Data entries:
———

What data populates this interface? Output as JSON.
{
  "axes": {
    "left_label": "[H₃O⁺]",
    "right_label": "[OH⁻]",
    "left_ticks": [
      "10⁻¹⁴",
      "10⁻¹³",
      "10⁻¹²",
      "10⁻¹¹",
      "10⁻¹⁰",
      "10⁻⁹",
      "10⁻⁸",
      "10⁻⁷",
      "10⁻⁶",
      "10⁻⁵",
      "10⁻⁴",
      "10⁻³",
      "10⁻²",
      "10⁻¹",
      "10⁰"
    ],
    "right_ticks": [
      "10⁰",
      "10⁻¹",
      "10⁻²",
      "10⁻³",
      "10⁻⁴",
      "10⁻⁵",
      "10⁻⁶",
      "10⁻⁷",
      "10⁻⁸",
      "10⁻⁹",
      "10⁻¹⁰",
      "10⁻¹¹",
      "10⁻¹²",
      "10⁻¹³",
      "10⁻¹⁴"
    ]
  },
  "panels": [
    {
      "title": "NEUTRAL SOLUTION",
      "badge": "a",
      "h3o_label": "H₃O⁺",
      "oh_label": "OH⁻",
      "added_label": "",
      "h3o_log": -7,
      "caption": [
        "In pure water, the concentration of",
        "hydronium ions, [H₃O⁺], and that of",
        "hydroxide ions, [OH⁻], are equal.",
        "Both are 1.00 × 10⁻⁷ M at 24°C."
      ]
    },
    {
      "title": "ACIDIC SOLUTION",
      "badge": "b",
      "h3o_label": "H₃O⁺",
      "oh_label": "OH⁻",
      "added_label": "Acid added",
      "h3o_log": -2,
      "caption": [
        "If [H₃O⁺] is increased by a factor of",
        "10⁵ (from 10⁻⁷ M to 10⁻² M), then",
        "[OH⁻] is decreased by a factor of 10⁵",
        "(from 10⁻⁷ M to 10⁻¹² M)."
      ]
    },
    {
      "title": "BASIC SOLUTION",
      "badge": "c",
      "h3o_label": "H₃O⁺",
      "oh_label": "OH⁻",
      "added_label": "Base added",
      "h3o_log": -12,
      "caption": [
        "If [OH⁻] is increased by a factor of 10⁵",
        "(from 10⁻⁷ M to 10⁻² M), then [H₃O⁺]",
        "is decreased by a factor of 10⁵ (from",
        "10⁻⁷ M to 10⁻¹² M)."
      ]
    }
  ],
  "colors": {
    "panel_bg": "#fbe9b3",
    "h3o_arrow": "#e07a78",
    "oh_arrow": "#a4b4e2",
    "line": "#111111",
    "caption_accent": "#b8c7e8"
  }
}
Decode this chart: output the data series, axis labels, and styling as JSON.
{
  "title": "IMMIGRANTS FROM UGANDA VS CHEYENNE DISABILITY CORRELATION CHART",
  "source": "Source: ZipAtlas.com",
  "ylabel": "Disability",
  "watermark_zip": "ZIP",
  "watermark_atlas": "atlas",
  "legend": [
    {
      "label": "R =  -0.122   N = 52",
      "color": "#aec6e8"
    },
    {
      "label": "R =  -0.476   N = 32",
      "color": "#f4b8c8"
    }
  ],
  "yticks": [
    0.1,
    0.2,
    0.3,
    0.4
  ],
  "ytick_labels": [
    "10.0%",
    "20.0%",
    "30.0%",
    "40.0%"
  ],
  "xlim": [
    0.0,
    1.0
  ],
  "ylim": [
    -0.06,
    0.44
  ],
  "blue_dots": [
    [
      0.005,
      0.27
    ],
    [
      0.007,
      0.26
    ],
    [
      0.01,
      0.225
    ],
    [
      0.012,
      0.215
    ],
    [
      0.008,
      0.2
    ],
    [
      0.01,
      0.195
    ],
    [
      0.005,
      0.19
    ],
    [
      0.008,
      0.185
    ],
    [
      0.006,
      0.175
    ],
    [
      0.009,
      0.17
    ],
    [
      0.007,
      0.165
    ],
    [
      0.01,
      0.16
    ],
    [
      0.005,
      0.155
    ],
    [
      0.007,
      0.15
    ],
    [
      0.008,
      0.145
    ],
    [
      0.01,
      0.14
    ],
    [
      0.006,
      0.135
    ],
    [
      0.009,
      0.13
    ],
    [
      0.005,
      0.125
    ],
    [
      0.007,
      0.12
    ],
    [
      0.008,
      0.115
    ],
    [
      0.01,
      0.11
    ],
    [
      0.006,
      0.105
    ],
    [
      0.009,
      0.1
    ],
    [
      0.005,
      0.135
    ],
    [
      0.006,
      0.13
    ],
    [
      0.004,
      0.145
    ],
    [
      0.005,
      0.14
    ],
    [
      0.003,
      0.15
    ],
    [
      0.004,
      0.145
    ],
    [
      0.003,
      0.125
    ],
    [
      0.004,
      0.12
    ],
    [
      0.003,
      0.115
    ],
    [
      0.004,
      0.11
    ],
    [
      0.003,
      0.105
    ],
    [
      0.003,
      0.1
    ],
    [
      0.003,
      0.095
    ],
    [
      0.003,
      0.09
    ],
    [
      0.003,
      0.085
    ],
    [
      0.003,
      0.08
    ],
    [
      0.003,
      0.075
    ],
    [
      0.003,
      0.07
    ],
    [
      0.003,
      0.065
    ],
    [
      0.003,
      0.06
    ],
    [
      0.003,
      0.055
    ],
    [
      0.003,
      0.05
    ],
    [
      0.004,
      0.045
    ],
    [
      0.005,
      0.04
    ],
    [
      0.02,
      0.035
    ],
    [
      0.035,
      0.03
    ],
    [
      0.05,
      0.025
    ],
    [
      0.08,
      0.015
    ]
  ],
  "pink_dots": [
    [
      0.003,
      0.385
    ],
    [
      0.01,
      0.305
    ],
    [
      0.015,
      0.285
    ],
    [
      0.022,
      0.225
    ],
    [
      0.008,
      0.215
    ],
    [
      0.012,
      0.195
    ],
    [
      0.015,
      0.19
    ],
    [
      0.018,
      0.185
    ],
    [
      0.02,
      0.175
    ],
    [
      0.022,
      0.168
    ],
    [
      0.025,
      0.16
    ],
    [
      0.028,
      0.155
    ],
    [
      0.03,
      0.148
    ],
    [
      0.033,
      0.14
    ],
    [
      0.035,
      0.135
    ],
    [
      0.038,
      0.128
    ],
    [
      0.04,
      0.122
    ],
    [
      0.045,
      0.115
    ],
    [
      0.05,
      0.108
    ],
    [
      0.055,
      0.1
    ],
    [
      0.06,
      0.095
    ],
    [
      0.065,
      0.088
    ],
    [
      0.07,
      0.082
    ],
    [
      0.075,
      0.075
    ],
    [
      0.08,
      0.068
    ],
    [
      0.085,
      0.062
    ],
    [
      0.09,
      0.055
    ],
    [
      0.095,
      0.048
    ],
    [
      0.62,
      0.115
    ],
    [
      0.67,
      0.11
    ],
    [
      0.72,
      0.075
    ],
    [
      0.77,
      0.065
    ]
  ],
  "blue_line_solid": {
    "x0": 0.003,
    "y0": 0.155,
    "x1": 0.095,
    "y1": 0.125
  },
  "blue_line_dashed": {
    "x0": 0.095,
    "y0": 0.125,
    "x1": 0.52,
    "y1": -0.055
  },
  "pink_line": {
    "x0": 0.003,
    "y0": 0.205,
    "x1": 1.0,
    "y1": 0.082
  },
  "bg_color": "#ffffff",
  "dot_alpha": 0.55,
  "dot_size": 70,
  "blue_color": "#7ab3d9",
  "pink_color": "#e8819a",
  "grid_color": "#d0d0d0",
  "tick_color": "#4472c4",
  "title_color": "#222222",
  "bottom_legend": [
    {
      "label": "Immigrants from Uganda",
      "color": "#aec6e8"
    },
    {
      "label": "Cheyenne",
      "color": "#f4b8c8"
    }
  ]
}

———

THE REQUEST:
From the data above, pick out each line containing "factor" and copy it.

SOLUTION TO THE PROBLEM:
        "If [H₃O⁺] is increased by a factor of",
        "[OH⁻] is decreased by a factor of 10⁵",
        "If [OH⁻] is increased by a factor of 10⁵",
        "is decreased by a factor of 10⁵ (from",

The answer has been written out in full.